- [AIM OF THE EXERCISE]
Your task is to give the data again, exactly, with every line intact.

>> START

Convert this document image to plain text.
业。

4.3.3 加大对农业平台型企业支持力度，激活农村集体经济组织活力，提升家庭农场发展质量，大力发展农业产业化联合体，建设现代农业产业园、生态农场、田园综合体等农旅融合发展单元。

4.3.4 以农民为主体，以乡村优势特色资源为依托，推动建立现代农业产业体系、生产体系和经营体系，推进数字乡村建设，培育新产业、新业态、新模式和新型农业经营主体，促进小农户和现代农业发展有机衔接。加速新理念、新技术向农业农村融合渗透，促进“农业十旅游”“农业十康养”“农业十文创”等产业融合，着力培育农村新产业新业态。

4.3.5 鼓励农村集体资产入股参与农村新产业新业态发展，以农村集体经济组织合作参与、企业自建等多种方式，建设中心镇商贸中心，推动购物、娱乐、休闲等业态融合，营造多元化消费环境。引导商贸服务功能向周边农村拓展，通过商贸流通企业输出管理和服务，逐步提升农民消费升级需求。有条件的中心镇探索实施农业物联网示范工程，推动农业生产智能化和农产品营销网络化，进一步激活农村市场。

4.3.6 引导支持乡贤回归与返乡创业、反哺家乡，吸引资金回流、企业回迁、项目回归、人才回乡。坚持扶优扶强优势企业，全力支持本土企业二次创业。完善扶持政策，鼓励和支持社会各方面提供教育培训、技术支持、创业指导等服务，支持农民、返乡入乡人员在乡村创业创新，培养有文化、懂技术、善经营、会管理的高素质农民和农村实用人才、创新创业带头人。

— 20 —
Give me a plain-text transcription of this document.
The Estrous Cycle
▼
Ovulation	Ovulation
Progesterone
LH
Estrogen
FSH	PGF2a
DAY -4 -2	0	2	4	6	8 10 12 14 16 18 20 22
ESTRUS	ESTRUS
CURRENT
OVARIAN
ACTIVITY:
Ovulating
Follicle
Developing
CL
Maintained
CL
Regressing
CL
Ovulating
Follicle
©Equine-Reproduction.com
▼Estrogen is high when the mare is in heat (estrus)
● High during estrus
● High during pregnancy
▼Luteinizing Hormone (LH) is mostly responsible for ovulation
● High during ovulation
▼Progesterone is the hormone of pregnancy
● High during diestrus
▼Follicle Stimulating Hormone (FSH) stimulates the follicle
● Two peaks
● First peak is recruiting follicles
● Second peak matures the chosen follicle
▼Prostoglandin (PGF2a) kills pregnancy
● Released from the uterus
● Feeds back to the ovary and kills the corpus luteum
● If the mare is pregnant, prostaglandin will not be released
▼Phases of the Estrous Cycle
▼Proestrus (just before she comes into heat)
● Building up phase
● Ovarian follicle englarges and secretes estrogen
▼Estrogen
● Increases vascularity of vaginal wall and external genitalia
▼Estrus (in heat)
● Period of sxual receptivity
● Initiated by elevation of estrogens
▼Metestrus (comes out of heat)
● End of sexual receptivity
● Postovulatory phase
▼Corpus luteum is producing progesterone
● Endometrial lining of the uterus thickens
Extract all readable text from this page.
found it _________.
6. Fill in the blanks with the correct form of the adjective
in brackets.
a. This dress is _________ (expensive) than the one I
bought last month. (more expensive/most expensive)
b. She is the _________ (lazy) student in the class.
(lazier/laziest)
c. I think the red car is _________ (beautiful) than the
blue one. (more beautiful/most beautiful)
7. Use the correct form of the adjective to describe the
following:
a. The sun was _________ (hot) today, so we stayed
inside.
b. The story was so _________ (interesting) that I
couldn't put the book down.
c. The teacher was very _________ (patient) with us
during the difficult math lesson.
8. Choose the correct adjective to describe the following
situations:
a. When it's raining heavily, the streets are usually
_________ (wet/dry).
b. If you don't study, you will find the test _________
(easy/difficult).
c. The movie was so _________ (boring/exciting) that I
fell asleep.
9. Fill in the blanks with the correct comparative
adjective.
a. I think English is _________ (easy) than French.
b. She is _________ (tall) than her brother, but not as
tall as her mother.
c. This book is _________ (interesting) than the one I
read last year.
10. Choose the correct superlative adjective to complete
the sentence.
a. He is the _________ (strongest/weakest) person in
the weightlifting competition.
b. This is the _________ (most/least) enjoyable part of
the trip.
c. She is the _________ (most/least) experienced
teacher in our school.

>> END

- [SOLUTION TO THE PROBLEM]
Convert this document image to plain text.
业。

4.3.3 加大对农业平台型企业支持力度，激活农村集体经济组织活力，提升家庭农场发展质量，大力发展农业产业化联合体，建设现代农业产业园、生态农场、田园综合体等农旅融合发展单元。

4.3.4 以农民为主体，以乡村优势特色资源为依托，推动建立现代农业产业体系、生产体系和经营体系，推进数字乡村建设，培育新产业、新业态、新模式和新型农业经营主体，促进小农户和现代农业发展有机衔接。加速新理念、新技术向农业农村融合渗透，促进“农业十旅游”“农业十康养”“农业十文创”等产业融合，着力培育农村新产业新业态。

4.3.5 鼓励农村集体资产入股参与农村新产业新业态发展，以农村集体经济组织合作参与、企业自建等多种方式，建设中心镇商贸中心，推动购物、娱乐、休闲等业态融合，营造多元化消费环境。引导商贸服务功能向周边农村拓展，通过商贸流通企业输出管理和服务，逐步提升农民消费升级需求。有条件的中心镇探索实施农业物联网示范工程，推动农业生产智能化和农产品营销网络化，进一步激活农村市场。

4.3.6 引导支持乡贤回归与返乡创业、反哺家乡，吸引资金回流、企业回迁、项目回归、人才回乡。坚持扶优扶强优势企业，全力支持本土企业二次创业。完善扶持政策，鼓励和支持社会各方面提供教育培训、技术支持、创业指导等服务，支持农民、返乡入乡人员在乡村创业创新，培养有文化、懂技术、善经营、会管理的高素质农民和农村实用人才、创新创业带头人。

— 20 —
Give me a plain-text transcription of this document.
The Estrous Cycle
▼
Ovulation	Ovulation
Progesterone
LH
Estrogen
FSH	PGF2a
DAY -4 -2	0	2	4	6	8 10 12 14 16 18 20 22
ESTRUS	ESTRUS
CURRENT
OVARIAN
ACTIVITY:
Ovulating
Follicle
Developing
CL
Maintained
CL
Regressing
CL
Ovulating
Follicle
©Equine-Reproduction.com
▼Estrogen is high when the mare is in heat (estrus)
● High during estrus
● High during pregnancy
▼Luteinizing Hormone (LH) is mostly responsible for ovulation
● High during ovulation
▼Progesterone is the hormone of pregnancy
● High during diestrus
▼Follicle Stimulating Hormone (FSH) stimulates the follicle
● Two peaks
● First peak is recruiting follicles
● Second peak matures the chosen follicle
▼Prostoglandin (PGF2a) kills pregnancy
● Released from the uterus
● Feeds back to the ovary and kills the corpus luteum
● If the mare is pregnant, prostaglandin will not be released
▼Phases of the Estrous Cycle
▼Proestrus (just before she comes into heat)
● Building up phase
● Ovarian follicle englarges and secretes estrogen
▼Estrogen
● Increases vascularity of vaginal wall and external genitalia
▼Estrus (in heat)
● Period of sxual receptivity
● Initiated by elevation of estrogens
▼Metestrus (comes out of heat)
● End of sexual receptivity
● Postovulatory phase
▼Corpus luteum is producing progesterone
● Endometrial lining of the uterus thickens
Extract all readable text from this page.
found it _________.
6. Fill in the blanks with the correct form of the adjective
in brackets.
a. This dress is _________ (expensive) than the one I
bought last month. (more expensive/most expensive)
b. She is the _________ (lazy) student in the class.
(lazier/laziest)
c. I think the red car is _________ (beautiful) than the
blue one. (more beautiful/most beautiful)
7. Use the correct form of the adjective to describe the
following:
a. The sun was _________ (hot) today, so we stayed
inside.
b. The story was so _________ (interesting) that I
couldn't put the book down.
c. The teacher was very _________ (patient) with us
during the difficult math lesson.
8. Choose the correct adjective to describe the following
situations:
a. When it's raining heavily, the streets are usually
_________ (wet/dry).
b. If you don't study, you will find the test _________
(easy/difficult).
c. The movie was so _________ (boring/exciting) that I
fell asleep.
9. Fill in the blanks with the correct comparative
adjective.
a. I think English is _________ (easy) than French.
b. She is _________ (tall) than her brother, but not as
tall as her mother.
c. This book is _________ (interesting) than the one I
read last year.
10. Choose the correct superlative adjective to complete
the sentence.
a. He is the _________ (strongest/weakest) person in
the weightlifting competition.
b. This is the _________ (most/least) enjoyable part of
the trip.
c. She is the _________ (most/least) experienced
teacher in our school.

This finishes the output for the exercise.